[Stored entries]
· · · · ·

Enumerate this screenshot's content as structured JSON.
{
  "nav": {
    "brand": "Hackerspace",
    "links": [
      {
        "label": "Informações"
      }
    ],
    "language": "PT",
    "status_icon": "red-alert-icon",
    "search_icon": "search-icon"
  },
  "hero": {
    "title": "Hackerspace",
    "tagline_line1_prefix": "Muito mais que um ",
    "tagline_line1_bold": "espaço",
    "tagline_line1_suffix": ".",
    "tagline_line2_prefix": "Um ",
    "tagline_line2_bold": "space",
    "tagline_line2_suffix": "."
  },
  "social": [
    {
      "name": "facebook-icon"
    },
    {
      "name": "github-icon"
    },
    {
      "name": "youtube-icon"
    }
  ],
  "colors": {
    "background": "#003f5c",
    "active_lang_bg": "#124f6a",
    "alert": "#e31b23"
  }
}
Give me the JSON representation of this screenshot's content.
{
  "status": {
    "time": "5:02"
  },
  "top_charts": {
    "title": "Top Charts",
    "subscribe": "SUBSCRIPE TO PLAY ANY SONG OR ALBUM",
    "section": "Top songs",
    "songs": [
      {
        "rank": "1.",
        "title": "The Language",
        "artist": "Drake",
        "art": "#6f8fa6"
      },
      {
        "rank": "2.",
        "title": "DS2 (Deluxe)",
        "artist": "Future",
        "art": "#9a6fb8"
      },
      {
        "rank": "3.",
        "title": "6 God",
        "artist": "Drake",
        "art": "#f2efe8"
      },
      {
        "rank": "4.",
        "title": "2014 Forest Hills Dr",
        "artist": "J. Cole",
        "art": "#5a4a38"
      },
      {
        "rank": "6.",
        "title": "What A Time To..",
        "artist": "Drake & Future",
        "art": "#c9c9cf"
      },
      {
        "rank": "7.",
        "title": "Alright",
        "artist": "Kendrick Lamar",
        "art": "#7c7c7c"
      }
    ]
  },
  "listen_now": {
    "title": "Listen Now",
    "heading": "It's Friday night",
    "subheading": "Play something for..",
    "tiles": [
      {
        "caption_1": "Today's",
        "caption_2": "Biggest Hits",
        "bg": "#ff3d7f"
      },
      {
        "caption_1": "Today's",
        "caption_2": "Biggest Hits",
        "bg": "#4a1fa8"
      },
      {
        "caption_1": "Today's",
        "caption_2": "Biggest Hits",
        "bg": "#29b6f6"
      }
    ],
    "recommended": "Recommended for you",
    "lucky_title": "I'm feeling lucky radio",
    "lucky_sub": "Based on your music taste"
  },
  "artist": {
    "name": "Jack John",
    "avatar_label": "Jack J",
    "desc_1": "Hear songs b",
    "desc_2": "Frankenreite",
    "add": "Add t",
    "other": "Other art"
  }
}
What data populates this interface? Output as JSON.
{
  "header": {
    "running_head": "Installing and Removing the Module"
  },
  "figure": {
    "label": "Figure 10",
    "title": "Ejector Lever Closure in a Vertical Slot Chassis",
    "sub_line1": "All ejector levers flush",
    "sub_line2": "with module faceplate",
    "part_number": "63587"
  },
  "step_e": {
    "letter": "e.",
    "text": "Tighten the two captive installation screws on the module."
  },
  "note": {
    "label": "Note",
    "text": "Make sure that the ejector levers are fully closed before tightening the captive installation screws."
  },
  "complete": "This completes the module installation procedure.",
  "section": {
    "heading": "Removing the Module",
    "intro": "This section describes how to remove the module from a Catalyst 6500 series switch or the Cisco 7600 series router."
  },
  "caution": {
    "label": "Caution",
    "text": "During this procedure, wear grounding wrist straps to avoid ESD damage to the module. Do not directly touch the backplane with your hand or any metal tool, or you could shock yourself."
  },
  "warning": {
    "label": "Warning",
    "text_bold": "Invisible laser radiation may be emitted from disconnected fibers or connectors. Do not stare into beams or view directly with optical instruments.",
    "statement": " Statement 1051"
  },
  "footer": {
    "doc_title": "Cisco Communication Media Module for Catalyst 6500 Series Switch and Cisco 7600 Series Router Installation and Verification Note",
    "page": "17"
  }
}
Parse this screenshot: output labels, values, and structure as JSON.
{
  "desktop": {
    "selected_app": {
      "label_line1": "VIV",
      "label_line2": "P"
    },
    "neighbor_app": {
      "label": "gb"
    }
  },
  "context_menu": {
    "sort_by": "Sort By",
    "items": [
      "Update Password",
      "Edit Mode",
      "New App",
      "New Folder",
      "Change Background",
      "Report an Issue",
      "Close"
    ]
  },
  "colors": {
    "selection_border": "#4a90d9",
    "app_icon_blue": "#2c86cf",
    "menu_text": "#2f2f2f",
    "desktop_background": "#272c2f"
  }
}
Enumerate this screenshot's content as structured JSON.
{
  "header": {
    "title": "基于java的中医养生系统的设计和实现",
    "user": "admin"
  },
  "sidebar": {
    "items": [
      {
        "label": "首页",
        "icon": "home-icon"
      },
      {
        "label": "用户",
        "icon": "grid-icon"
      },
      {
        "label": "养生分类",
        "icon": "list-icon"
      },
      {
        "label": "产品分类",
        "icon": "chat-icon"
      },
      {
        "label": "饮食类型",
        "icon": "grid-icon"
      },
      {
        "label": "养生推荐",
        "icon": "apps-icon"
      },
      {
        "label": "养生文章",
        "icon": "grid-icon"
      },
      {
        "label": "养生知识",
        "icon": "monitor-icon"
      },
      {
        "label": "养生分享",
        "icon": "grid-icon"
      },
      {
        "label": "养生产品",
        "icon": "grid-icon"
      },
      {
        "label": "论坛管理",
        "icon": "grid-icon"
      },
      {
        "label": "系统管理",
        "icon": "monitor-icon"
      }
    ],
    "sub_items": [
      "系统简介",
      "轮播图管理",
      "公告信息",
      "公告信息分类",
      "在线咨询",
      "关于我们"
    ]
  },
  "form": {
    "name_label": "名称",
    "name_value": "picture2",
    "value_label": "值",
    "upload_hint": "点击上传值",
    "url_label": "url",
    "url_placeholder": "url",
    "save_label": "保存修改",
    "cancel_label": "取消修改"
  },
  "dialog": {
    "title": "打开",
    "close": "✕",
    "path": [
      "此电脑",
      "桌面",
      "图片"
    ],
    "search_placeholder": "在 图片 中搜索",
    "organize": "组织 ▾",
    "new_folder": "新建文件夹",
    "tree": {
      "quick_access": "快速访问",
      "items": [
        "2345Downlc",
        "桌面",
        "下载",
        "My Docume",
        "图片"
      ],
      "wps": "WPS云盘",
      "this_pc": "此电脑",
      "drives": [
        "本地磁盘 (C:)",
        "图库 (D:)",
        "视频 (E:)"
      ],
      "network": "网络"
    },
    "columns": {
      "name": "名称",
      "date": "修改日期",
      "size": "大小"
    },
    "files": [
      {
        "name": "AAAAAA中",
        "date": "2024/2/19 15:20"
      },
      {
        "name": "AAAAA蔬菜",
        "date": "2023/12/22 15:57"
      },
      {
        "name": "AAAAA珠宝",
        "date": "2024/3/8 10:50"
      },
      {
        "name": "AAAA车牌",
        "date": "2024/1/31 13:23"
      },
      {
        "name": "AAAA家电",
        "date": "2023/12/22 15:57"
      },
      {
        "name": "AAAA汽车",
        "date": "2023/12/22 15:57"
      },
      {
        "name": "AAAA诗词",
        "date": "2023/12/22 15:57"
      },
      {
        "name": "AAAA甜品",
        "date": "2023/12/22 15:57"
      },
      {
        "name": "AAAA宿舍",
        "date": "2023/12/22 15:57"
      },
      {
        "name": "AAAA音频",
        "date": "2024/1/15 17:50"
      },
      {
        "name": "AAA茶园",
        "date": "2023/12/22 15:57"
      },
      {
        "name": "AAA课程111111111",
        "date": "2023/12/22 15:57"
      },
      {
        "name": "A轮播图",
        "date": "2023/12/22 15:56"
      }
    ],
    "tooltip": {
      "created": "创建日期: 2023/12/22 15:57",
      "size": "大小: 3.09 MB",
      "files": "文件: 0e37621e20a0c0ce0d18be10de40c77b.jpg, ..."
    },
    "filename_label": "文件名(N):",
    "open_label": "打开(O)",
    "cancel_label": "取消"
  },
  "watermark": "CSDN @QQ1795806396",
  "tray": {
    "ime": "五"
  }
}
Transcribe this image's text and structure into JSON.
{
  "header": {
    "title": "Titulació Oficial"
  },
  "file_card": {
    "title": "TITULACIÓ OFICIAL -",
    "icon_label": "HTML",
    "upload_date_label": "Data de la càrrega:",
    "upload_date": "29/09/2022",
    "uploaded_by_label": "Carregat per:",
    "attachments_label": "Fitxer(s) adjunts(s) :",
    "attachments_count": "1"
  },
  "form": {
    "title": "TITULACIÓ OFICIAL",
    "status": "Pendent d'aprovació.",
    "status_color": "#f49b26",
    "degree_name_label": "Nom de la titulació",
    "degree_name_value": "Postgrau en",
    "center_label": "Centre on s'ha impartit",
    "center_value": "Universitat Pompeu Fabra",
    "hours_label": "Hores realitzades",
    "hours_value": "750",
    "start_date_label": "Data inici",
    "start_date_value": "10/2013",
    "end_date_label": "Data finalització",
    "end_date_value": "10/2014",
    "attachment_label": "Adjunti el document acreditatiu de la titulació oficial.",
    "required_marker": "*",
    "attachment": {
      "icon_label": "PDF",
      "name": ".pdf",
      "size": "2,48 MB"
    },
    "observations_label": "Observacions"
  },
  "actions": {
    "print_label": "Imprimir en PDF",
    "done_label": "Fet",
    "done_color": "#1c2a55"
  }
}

· · · · ·

- _Given request_
All lines holding the word "artist" should be picked out and copied.

- _Worked answer_
        "artist": "Drake",
        "artist": "Future",
        "artist": "Drake",
        "artist": "J. Cole",
        "artist": "Drake & Future",
        "artist": "Kendrick Lamar",
  "artist": {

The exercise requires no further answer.